Records from a data source:
[Start]
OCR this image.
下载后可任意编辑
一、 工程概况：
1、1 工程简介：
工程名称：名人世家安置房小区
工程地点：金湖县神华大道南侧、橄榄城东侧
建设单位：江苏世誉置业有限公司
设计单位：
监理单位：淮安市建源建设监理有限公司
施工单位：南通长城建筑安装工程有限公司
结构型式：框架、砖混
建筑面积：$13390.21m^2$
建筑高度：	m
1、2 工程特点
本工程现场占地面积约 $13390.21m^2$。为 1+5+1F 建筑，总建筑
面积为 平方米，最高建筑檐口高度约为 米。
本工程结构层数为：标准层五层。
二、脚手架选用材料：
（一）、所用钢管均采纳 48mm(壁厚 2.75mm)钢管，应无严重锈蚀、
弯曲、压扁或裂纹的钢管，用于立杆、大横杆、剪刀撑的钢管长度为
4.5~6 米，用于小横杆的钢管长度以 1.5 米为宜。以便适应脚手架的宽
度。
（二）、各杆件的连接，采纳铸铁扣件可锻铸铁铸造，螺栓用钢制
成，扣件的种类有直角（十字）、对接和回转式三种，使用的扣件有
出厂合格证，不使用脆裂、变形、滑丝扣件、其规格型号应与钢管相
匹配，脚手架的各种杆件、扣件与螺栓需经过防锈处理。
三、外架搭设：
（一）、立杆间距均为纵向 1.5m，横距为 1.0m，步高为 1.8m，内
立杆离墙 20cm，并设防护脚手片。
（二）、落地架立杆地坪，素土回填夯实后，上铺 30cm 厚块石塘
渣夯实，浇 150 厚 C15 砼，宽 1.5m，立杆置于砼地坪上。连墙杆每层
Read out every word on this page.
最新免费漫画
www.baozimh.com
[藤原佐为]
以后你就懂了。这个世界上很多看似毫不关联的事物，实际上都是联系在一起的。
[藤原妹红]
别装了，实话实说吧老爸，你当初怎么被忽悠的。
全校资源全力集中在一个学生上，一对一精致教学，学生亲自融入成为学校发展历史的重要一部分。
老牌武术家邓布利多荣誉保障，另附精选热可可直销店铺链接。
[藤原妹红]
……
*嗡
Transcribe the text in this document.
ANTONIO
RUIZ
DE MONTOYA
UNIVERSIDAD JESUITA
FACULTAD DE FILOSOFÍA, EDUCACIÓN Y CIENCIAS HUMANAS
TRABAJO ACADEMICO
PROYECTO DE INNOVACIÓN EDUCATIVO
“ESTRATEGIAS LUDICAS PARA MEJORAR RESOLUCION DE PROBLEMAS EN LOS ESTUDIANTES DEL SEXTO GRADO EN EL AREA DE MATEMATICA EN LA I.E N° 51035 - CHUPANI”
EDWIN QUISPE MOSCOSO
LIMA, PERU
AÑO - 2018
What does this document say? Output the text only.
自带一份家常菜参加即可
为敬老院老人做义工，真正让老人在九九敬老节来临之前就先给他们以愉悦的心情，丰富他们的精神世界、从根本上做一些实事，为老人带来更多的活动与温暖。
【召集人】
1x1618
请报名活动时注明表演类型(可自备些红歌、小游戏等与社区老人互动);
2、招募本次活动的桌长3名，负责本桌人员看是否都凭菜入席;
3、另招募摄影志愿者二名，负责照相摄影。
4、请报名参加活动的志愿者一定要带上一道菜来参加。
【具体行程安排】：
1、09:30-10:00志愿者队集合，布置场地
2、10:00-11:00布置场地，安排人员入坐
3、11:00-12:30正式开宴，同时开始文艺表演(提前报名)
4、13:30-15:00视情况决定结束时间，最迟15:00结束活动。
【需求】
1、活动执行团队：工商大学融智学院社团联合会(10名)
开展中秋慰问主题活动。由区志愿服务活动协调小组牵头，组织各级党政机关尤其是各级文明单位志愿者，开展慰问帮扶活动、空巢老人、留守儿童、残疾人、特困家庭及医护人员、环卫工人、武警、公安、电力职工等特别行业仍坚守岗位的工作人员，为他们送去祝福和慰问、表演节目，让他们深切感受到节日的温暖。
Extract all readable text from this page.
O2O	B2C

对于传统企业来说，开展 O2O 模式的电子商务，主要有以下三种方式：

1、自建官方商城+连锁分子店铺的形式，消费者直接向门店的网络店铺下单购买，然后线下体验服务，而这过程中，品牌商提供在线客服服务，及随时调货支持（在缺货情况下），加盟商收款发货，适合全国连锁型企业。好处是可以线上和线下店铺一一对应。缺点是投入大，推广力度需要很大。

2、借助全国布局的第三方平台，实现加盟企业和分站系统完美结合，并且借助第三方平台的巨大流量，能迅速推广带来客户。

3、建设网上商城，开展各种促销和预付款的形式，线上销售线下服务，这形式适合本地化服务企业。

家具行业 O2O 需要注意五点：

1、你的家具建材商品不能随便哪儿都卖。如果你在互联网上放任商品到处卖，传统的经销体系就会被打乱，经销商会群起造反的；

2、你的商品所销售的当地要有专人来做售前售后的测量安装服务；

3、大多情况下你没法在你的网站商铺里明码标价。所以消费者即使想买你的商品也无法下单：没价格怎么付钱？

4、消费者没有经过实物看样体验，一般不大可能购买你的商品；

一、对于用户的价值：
[End]
Return the number of lines that include the word "this", and nothing else.

5